— START RECORDS FOR THIS TASK —
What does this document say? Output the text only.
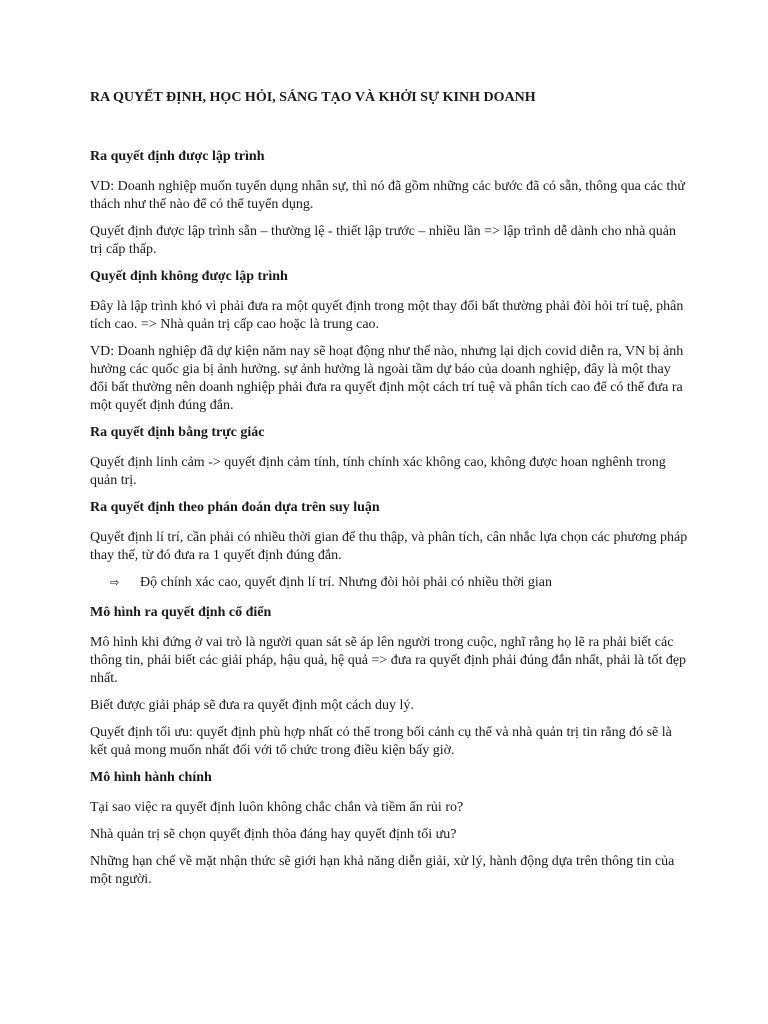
RA QUYẾT ĐỊNH, HỌC HỎI, SÁNG TẠO VÀ KHỞI SỰ KINH DOANH
Ra quyết định được lập trình

VD: Doanh nghiệp muốn tuyển dụng nhân sự, thì nó đã gồm những các bước đã có sẵn, thông qua các thử thách như thế nào để có thể tuyển dụng.

Quyết định được lập trình sẵn – thường lệ - thiết lập trước – nhiều lần => lập trình dễ dành cho nhà quản trị cấp thấp.

Quyết định không được lập trình

Đây là lập trình khó vì phải đưa ra một quyết định trong một thay đổi bất thường phải đòi hỏi trí tuệ, phân tích cao. => Nhà quản trị cấp cao hoặc là trung cao.

VD: Doanh nghiệp đã dự kiện năm nay sẽ hoạt động như thế nào, nhưng lại dịch covid diễn ra, VN bị ảnh hưởng các quốc gia bị ảnh hưởng. sự ảnh hưởng là ngoài tầm dự báo của doanh nghiệp, đây là một thay đổi bất thường nên doanh nghiệp phải đưa ra quyết định một cách trí tuệ và phân tích cao để có thể đưa ra một quyết định đúng đắn.

Ra quyết định bằng trực giác

Quyết định linh cảm -> quyết định cảm tính, tính chính xác không cao, không được hoan nghênh trong quản trị.

Ra quyết định theo phán đoán dựa trên suy luận

Quyết định lí trí, cần phải có nhiều thời gian để thu thập, và phân tích, cân nhắc lựa chọn các phương pháp thay thế, từ đó đưa ra 1 quyết định đúng đắn.

⇨	Độ chính xác cao, quyết định lí trí. Nhưng đòi hỏi phải có nhiều thời gian
Mô hình ra quyết định cổ điển

Mô hình khi đứng ở vai trò là người quan sát sẽ áp lên người trong cuộc, nghĩ rằng họ lẽ ra phải biết các thông tin, phải biết các giải pháp, hậu quả, hệ quả => đưa ra quyết định phải đúng đắn nhất, phải là tốt đẹp nhất.

Biết được giải pháp sẽ đưa ra quyết định một cách duy lý.

Quyết định tối ưu: quyết định phù hợp nhất có thể trong bối cảnh cụ thể và nhà quản trị tin rằng đó sẽ là kết quả mong muốn nhất đối với tổ chức trong điều kiện bấy giờ.

Mô hình hành chính

Tại sao việc ra quyết định luôn không chắc chắn và tiềm ẩn rủi ro?

Nhà quản trị sẽ chọn quyết định thỏa đáng hay quyết định tối ưu?

Những hạn chế về mặt nhận thức sẽ giới hạn khả năng diễn giải, xử lý, hành động dựa trên thông tin của một người.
— END RECORDS FOR THIS TASK —
### WHAT IS ASKED
Search the lines for "giải". Copy each line that has it.

### FINISHED EXERCISE
Mô hình khi đứng ở vai trò là người quan sát sẽ áp lên người trong cuộc, nghĩ rằng họ lẽ ra phải biết các thông tin, phải biết các giải pháp, hậu quả, hệ quả => đưa ra quyết định phải đúng đắn nhất, phải là tốt đẹp nhất.
Biết được giải pháp sẽ đưa ra quyết định một cách duy lý.
Những hạn chế về mặt nhận thức sẽ giới hạn khả năng diễn giải, xử lý, hành động dựa trên thông tin của một người.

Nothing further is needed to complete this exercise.